--- BEGIN MATERIAL PROVIDED ---
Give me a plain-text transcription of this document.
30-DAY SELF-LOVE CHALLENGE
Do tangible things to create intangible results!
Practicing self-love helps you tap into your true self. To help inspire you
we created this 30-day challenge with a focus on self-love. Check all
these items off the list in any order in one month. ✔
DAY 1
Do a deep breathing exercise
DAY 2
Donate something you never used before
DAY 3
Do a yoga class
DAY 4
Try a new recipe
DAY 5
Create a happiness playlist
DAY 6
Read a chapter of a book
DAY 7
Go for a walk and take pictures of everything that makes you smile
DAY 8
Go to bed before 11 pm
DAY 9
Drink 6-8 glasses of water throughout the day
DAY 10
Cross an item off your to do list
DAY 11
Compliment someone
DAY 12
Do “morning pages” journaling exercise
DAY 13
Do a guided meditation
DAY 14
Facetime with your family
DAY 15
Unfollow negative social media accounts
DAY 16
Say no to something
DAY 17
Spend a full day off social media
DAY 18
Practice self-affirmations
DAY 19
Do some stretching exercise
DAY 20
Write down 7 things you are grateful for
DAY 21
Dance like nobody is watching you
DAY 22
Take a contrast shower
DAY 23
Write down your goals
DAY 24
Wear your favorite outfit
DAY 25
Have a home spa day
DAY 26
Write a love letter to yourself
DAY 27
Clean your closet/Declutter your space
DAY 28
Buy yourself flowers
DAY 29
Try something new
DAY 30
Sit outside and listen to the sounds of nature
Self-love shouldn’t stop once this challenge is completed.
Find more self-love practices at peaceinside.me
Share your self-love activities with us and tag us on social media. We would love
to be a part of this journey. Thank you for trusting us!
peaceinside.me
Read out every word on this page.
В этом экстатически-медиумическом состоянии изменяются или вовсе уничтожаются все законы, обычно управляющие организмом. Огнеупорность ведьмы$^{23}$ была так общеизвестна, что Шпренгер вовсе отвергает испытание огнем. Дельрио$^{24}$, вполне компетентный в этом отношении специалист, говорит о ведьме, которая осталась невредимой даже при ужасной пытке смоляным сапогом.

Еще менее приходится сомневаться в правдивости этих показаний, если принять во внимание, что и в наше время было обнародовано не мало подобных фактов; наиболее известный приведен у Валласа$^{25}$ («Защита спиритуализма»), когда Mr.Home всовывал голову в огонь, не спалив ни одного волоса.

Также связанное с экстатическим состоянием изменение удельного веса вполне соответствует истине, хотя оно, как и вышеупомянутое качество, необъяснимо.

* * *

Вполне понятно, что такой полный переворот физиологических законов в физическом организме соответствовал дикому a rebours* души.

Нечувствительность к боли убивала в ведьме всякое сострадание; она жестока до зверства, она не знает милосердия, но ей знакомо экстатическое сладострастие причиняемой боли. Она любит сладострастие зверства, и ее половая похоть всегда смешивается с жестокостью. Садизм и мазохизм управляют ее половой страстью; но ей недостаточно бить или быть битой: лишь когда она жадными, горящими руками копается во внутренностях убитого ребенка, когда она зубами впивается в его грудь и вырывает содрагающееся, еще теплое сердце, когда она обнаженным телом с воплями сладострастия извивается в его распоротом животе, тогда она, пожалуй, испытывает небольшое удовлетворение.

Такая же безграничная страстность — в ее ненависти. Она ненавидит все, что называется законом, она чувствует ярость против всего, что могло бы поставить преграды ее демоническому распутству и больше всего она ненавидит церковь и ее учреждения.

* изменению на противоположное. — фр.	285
--- END MATERIAL PROVIDED ---
▸ **WHAT NEEDS TO BE DONE**
Could you reproduce every record above exactly as it appears?

▸ **THE REPLY**
Give me a plain-text transcription of this document.
30-DAY SELF-LOVE CHALLENGE
Do tangible things to create intangible results!
Practicing self-love helps you tap into your true self. To help inspire you
we created this 30-day challenge with a focus on self-love. Check all
these items off the list in any order in one month. ✔
DAY 1
Do a deep breathing exercise
DAY 2
Donate something you never used before
DAY 3
Do a yoga class
DAY 4
Try a new recipe
DAY 5
Create a happiness playlist
DAY 6
Read a chapter of a book
DAY 7
Go for a walk and take pictures of everything that makes you smile
DAY 8
Go to bed before 11 pm
DAY 9
Drink 6-8 glasses of water throughout the day
DAY 10
Cross an item off your to do list
DAY 11
Compliment someone
DAY 12
Do “morning pages” journaling exercise
DAY 13
Do a guided meditation
DAY 14
Facetime with your family
DAY 15
Unfollow negative social media accounts
DAY 16
Say no to something
DAY 17
Spend a full day off social media
DAY 18
Practice self-affirmations
DAY 19
Do some stretching exercise
DAY 20
Write down 7 things you are grateful for
DAY 21
Dance like nobody is watching you
DAY 22
Take a contrast shower
DAY 23
Write down your goals
DAY 24
Wear your favorite outfit
DAY 25
Have a home spa day
DAY 26
Write a love letter to yourself
DAY 27
Clean your closet/Declutter your space
DAY 28
Buy yourself flowers
DAY 29
Try something new
DAY 30
Sit outside and listen to the sounds of nature
Self-love shouldn’t stop once this challenge is completed.
Find more self-love practices at peaceinside.me
Share your self-love activities with us and tag us on social media. We would love
to be a part of this journey. Thank you for trusting us!
peaceinside.me
Read out every word on this page.
В этом экстатически-медиумическом состоянии изменяются или вовсе уничтожаются все законы, обычно управляющие организмом. Огнеупорность ведьмы$^{23}$ была так общеизвестна, что Шпренгер вовсе отвергает испытание огнем. Дельрио$^{24}$, вполне компетентный в этом отношении специалист, говорит о ведьме, которая осталась невредимой даже при ужасной пытке смоляным сапогом.

Еще менее приходится сомневаться в правдивости этих показаний, если принять во внимание, что и в наше время было обнародовано не мало подобных фактов; наиболее известный приведен у Валласа$^{25}$ («Защита спиритуализма»), когда Mr.Home всовывал голову в огонь, не спалив ни одного волоса.

Также связанное с экстатическим состоянием изменение удельного веса вполне соответствует истине, хотя оно, как и вышеупомянутое качество, необъяснимо.

* * *

Вполне понятно, что такой полный переворот физиологических законов в физическом организме соответствовал дикому a rebours* души.

Нечувствительность к боли убивала в ведьме всякое сострадание; она жестока до зверства, она не знает милосердия, но ей знакомо экстатическое сладострастие причиняемой боли. Она любит сладострастие зверства, и ее половая похоть всегда смешивается с жестокостью. Садизм и мазохизм управляют ее половой страстью; но ей недостаточно бить или быть битой: лишь когда она жадными, горящими руками копается во внутренностях убитого ребенка, когда она зубами впивается в его грудь и вырывает содрагающееся, еще теплое сердце, когда она обнаженным телом с воплями сладострастия извивается в его распоротом животе, тогда она, пожалуй, испытывает небольшое удовлетворение.

Такая же безграничная страстность — в ее ненависти. Она ненавидит все, что называется законом, она чувствует ярость против всего, что могло бы поставить преграды ее демоническому распутству и больше всего она ненавидит церковь и ее учреждения.

* изменению на противоположное. — фр.	285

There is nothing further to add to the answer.